[PROMPT]: Will you write out the data exactly, excluding every picture?

Raw records:
# # # # #

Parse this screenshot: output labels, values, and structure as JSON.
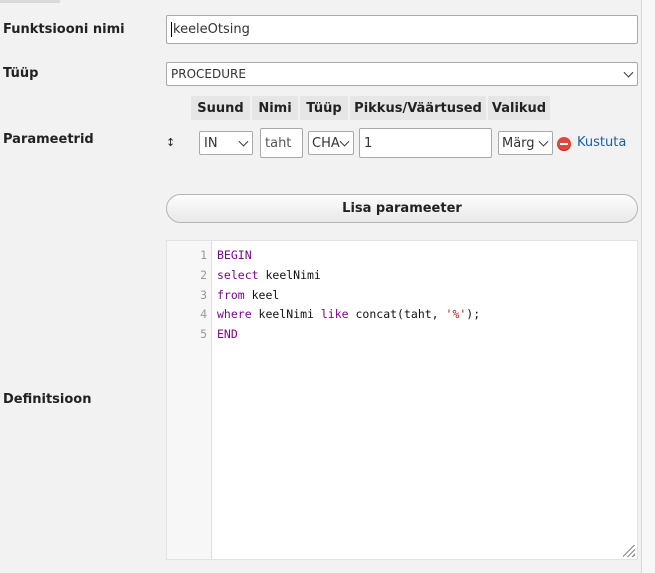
{
  "form": {
    "function_name_label": "Funktsiooni nimi",
    "function_name_value": "keeleOtsing",
    "type_label": "Tüüp",
    "type_value": "PROCEDURE",
    "parameters_label": "Parameetrid",
    "definition_label": "Definitsioon"
  },
  "params": {
    "headers": [
      "Suund",
      "Nimi",
      "Tüüp",
      "Pikkus/Väärtused",
      "Valikud"
    ],
    "row": {
      "sort_handle": "↕",
      "direction": "IN",
      "name": "taht",
      "type": "CHA",
      "length": "1",
      "options": "Märg",
      "delete_label": "Kustuta"
    },
    "add_button": "Lisa parameeter"
  },
  "editor": {
    "line_numbers": [
      "1",
      "2",
      "3",
      "4",
      "5"
    ],
    "lines": [
      [
        {
          "t": "BEGIN",
          "k": "kw"
        }
      ],
      [
        {
          "t": "select",
          "k": "kw"
        },
        {
          "t": " keelNimi",
          "k": ""
        }
      ],
      [
        {
          "t": "from",
          "k": "kw"
        },
        {
          "t": " keel",
          "k": ""
        }
      ],
      [
        {
          "t": "where",
          "k": "kw"
        },
        {
          "t": " keelNimi ",
          "k": ""
        },
        {
          "t": "like",
          "k": "kw"
        },
        {
          "t": " concat(taht, ",
          "k": ""
        },
        {
          "t": "'%'",
          "k": "str"
        },
        {
          "t": ");",
          "k": ""
        }
      ],
      [
        {
          "t": "END",
          "k": "kw"
        }
      ]
    ]
  },
  "colors": {
    "keyword": "#77088a",
    "string": "#b01818",
    "link": "#1a5fa8",
    "delete": "#e0463c"
  }
}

# # # # #

[TASK RESPONSE]:
Parse this screenshot: output labels, values, and structure as JSON.
{
  "form": {
    "function_name_label": "Funktsiooni nimi",
    "function_name_value": "keeleOtsing",
    "type_label": "Tüüp",
    "type_value": "PROCEDURE",
    "parameters_label": "Parameetrid",
    "definition_label": "Definitsioon"
  },
  "params": {
    "headers": [
      "Suund",
      "Nimi",
      "Tüüp",
      "Pikkus/Väärtused",
      "Valikud"
    ],
    "row": {
      "sort_handle": "↕",
      "direction": "IN",
      "name": "taht",
      "type": "CHA",
      "length": "1",
      "options": "Märg",
      "delete_label": "Kustuta"
    },
    "add_button": "Lisa parameeter"
  },
  "editor": {
    "line_numbers": [
      "1",
      "2",
      "3",
      "4",
      "5"
    ],
    "lines": [
      [
        {
          "t": "BEGIN",
          "k": "kw"
        }
      ],
      [
        {
          "t": "select",
          "k": "kw"
        },
        {
          "t": " keelNimi",
          "k": ""
        }
      ],
      [
        {
          "t": "from",
          "k": "kw"
        },
        {
          "t": " keel",
          "k": ""
        }
      ],
      [
        {
          "t": "where",
          "k": "kw"
        },
        {
          "t": " keelNimi ",
          "k": ""
        },
        {
          "t": "like",
          "k": "kw"
        },
        {
          "t": " concat(taht, ",
          "k": ""
        },
        {
          "t": "'%'",
          "k": "str"
        },
        {
          "t": ");",
          "k": ""
        }
      ],
      [
        {
          "t": "END",
          "k": "kw"
        }
      ]
    ]
  },
  "colors": {
    "keyword": "#77088a",
    "string": "#b01818",
    "link": "#1a5fa8",
    "delete": "#e0463c"
  }
}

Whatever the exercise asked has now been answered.